_ASSIGNED TASK:_ Write out each record again exactly as it stands.

_DATA FOR REVIEW:_
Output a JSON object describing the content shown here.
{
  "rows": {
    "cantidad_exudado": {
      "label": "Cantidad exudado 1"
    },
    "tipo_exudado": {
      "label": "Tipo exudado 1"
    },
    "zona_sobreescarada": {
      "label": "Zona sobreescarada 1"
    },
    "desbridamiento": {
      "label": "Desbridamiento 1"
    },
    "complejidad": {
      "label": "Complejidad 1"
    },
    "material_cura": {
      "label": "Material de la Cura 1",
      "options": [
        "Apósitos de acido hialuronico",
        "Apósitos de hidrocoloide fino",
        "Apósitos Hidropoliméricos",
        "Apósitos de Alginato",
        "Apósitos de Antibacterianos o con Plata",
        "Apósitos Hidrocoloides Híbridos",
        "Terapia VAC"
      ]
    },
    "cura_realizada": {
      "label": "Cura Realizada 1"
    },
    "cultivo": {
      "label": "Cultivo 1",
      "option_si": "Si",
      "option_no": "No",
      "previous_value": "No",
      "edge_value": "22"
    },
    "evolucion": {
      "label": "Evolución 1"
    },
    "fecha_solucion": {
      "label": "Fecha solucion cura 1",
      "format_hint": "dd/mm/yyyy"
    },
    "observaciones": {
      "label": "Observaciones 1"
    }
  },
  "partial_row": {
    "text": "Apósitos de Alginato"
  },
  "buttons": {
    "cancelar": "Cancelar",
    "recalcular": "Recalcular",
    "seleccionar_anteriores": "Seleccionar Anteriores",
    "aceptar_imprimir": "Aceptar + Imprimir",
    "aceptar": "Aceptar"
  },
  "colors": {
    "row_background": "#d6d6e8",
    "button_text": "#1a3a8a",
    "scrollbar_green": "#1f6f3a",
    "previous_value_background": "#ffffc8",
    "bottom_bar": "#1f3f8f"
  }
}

_THE ANSWER:_
Output a JSON object describing the content shown here.
{
  "rows": {
    "cantidad_exudado": {
      "label": "Cantidad exudado 1"
    },
    "tipo_exudado": {
      "label": "Tipo exudado 1"
    },
    "zona_sobreescarada": {
      "label": "Zona sobreescarada 1"
    },
    "desbridamiento": {
      "label": "Desbridamiento 1"
    },
    "complejidad": {
      "label": "Complejidad 1"
    },
    "material_cura": {
      "label": "Material de la Cura 1",
      "options": [
        "Apósitos de acido hialuronico",
        "Apósitos de hidrocoloide fino",
        "Apósitos Hidropoliméricos",
        "Apósitos de Alginato",
        "Apósitos de Antibacterianos o con Plata",
        "Apósitos Hidrocoloides Híbridos",
        "Terapia VAC"
      ]
    },
    "cura_realizada": {
      "label": "Cura Realizada 1"
    },
    "cultivo": {
      "label": "Cultivo 1",
      "option_si": "Si",
      "option_no": "No",
      "previous_value": "No",
      "edge_value": "22"
    },
    "evolucion": {
      "label": "Evolución 1"
    },
    "fecha_solucion": {
      "label": "Fecha solucion cura 1",
      "format_hint": "dd/mm/yyyy"
    },
    "observaciones": {
      "label": "Observaciones 1"
    }
  },
  "partial_row": {
    "text": "Apósitos de Alginato"
  },
  "buttons": {
    "cancelar": "Cancelar",
    "recalcular": "Recalcular",
    "seleccionar_anteriores": "Seleccionar Anteriores",
    "aceptar_imprimir": "Aceptar + Imprimir",
    "aceptar": "Aceptar"
  },
  "colors": {
    "row_background": "#d6d6e8",
    "button_text": "#1a3a8a",
    "scrollbar_green": "#1f6f3a",
    "previous_value_background": "#ffffc8",
    "bottom_bar": "#1f3f8f"
  }
}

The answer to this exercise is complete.